[WHAT TO WORK ON] From the listing below, select every line where the word "range" appears.

[RECORDS PROVIDED]
:::::

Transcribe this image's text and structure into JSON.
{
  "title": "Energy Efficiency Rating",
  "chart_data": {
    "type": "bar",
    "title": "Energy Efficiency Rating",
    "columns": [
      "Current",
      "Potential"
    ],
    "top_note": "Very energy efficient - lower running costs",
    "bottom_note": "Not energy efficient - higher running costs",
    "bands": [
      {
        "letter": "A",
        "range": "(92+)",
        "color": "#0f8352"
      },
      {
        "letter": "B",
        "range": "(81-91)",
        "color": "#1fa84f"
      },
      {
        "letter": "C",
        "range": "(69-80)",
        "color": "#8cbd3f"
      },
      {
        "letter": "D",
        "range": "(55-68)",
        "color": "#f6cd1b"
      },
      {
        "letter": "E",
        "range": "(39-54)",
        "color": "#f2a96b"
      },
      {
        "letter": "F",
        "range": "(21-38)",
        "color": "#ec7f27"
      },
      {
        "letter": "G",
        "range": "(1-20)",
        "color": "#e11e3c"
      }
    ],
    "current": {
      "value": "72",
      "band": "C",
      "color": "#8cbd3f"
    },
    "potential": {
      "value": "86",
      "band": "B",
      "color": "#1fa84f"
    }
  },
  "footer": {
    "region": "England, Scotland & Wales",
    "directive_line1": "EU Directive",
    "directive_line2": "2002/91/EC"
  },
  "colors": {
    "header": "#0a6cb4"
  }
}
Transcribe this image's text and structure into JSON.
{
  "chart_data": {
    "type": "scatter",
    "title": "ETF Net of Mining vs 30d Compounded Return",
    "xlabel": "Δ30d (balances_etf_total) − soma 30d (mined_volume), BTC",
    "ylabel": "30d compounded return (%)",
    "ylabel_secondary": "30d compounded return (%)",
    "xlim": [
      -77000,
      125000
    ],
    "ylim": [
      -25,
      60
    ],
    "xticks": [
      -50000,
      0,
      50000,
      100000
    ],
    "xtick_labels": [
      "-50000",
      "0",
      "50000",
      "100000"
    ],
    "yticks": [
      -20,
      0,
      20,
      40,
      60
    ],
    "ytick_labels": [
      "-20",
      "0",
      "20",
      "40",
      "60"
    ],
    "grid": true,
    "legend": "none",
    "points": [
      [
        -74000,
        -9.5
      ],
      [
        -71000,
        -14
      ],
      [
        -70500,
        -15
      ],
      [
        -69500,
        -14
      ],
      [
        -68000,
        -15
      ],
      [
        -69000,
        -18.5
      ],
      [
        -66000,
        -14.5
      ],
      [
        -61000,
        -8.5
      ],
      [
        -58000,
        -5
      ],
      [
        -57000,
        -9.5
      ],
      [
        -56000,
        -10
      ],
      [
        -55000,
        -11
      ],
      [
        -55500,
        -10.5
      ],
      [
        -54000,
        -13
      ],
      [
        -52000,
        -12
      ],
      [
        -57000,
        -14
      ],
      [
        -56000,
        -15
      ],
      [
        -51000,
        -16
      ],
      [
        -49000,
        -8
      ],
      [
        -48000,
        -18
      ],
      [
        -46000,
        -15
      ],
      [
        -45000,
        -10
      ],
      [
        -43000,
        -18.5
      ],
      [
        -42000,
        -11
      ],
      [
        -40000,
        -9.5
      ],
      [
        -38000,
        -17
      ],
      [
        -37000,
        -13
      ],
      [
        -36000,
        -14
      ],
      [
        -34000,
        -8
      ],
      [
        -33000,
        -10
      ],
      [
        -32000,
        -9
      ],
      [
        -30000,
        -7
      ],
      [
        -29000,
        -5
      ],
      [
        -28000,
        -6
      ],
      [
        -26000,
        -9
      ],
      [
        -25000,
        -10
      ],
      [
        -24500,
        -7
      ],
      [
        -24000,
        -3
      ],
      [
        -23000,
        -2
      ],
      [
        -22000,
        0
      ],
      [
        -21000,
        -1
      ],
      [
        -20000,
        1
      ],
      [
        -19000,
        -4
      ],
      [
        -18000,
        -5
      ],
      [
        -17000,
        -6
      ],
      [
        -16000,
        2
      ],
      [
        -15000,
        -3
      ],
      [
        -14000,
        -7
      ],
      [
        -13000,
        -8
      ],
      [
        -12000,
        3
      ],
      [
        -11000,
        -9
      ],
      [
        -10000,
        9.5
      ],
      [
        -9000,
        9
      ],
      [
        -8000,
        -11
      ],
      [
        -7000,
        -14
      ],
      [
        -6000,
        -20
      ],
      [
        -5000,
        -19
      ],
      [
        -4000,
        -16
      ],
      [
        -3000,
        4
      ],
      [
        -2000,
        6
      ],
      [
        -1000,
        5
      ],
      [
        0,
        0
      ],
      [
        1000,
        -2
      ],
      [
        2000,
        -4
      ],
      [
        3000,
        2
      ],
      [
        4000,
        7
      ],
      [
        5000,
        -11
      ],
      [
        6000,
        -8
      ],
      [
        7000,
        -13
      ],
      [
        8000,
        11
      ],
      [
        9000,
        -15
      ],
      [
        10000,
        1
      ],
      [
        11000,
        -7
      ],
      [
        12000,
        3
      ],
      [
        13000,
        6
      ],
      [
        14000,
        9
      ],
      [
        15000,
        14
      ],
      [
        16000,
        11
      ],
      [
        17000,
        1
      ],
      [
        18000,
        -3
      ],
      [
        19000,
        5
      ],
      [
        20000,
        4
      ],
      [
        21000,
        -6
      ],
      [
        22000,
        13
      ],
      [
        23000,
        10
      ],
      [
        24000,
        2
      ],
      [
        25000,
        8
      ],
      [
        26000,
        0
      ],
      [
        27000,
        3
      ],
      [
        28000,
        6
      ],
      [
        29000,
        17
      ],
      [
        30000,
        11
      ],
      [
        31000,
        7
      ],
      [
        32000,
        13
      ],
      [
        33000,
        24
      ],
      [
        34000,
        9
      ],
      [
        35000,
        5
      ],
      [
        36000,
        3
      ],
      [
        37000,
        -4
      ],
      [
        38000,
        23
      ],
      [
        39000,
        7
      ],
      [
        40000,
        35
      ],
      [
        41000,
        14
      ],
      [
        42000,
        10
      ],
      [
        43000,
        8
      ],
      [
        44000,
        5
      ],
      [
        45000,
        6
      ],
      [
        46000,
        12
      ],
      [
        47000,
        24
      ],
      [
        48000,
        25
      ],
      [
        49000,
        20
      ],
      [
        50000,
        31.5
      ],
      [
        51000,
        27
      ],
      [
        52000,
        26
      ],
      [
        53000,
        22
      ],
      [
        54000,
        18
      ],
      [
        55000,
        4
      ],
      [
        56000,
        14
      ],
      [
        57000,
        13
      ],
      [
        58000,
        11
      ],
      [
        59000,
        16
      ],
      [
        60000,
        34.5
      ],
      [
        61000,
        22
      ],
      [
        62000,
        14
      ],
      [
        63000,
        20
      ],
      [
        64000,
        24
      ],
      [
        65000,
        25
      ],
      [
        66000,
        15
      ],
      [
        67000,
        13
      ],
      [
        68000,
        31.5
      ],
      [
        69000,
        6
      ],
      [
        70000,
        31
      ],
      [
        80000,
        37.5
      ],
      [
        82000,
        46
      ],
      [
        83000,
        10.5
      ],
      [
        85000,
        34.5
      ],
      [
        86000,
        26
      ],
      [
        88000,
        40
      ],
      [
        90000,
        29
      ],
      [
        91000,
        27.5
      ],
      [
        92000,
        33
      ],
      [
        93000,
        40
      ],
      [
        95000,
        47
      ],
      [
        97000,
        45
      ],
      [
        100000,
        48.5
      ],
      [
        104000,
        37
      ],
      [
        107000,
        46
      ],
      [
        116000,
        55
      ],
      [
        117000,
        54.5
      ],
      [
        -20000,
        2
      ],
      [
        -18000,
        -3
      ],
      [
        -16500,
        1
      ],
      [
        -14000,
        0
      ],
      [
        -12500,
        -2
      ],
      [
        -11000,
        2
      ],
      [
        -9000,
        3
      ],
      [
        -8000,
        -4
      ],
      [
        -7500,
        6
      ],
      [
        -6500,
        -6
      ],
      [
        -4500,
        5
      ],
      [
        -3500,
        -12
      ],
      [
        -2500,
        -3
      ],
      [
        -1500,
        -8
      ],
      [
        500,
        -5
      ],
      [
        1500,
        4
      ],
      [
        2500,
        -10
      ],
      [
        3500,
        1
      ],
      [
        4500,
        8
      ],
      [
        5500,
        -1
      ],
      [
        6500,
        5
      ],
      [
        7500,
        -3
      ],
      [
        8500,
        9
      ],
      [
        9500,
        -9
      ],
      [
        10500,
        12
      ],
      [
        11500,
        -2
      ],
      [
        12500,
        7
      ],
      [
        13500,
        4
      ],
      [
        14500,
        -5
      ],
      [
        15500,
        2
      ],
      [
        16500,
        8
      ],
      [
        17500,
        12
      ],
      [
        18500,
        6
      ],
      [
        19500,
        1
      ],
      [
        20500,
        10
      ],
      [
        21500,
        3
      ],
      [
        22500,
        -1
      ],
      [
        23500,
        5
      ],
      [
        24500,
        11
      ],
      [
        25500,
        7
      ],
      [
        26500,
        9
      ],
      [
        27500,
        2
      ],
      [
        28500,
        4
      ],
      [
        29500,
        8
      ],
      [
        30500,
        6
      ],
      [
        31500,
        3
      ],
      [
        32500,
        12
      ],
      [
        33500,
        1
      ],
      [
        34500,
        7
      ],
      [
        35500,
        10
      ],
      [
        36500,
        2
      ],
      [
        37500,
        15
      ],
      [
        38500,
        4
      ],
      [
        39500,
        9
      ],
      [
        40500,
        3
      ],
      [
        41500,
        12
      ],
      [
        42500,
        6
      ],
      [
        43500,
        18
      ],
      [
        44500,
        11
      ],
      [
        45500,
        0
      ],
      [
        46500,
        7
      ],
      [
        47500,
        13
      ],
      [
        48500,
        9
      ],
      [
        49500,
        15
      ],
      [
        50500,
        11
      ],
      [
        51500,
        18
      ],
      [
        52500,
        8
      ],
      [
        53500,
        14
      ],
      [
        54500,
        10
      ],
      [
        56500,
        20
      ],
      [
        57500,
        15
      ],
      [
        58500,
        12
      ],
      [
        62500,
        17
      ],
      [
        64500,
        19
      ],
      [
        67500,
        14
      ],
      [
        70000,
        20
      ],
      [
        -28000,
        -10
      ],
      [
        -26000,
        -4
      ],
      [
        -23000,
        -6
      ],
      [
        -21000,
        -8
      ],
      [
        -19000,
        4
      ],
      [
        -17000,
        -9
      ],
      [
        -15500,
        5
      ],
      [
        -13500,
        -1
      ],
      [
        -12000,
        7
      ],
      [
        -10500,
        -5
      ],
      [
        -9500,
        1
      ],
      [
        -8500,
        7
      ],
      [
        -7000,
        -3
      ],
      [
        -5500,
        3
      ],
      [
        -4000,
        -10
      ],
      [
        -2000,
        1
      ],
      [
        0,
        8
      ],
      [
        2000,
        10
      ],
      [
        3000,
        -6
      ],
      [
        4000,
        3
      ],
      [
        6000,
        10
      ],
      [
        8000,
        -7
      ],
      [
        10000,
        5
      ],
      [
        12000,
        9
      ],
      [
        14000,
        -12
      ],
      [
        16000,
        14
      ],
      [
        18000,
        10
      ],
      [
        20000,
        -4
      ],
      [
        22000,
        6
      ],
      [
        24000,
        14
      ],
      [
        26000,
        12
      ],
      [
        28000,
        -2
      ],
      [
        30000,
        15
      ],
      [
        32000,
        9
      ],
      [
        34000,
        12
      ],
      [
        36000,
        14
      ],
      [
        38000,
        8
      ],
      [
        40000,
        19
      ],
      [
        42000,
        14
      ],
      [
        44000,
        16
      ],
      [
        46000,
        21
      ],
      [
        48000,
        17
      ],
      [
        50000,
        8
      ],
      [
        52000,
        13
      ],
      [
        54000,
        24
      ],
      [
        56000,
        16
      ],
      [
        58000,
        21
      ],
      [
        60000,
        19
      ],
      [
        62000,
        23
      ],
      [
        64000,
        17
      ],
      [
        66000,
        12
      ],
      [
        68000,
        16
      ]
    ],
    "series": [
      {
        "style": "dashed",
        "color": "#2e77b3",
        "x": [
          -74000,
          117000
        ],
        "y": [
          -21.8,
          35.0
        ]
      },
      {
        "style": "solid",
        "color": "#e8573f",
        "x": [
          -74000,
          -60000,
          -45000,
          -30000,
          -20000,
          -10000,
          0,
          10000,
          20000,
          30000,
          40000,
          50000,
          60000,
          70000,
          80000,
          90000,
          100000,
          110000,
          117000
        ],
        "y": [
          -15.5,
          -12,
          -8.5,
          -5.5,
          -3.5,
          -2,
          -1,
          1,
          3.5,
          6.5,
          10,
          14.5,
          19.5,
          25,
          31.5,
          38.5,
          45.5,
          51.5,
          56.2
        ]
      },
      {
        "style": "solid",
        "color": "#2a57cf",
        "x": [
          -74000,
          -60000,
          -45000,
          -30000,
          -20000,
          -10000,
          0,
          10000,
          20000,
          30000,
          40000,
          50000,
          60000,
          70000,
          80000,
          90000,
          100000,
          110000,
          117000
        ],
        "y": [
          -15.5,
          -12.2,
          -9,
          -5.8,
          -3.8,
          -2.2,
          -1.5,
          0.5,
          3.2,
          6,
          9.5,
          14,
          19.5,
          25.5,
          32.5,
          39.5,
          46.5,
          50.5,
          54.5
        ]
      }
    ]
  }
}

:::::

[THE RESPONSE]
        "range": "(92+)",
        "range": "(81-91)",
        "range": "(69-80)",
        "range": "(55-68)",
        "range": "(39-54)",
        "range": "(21-38)",
        "range": "(1-20)",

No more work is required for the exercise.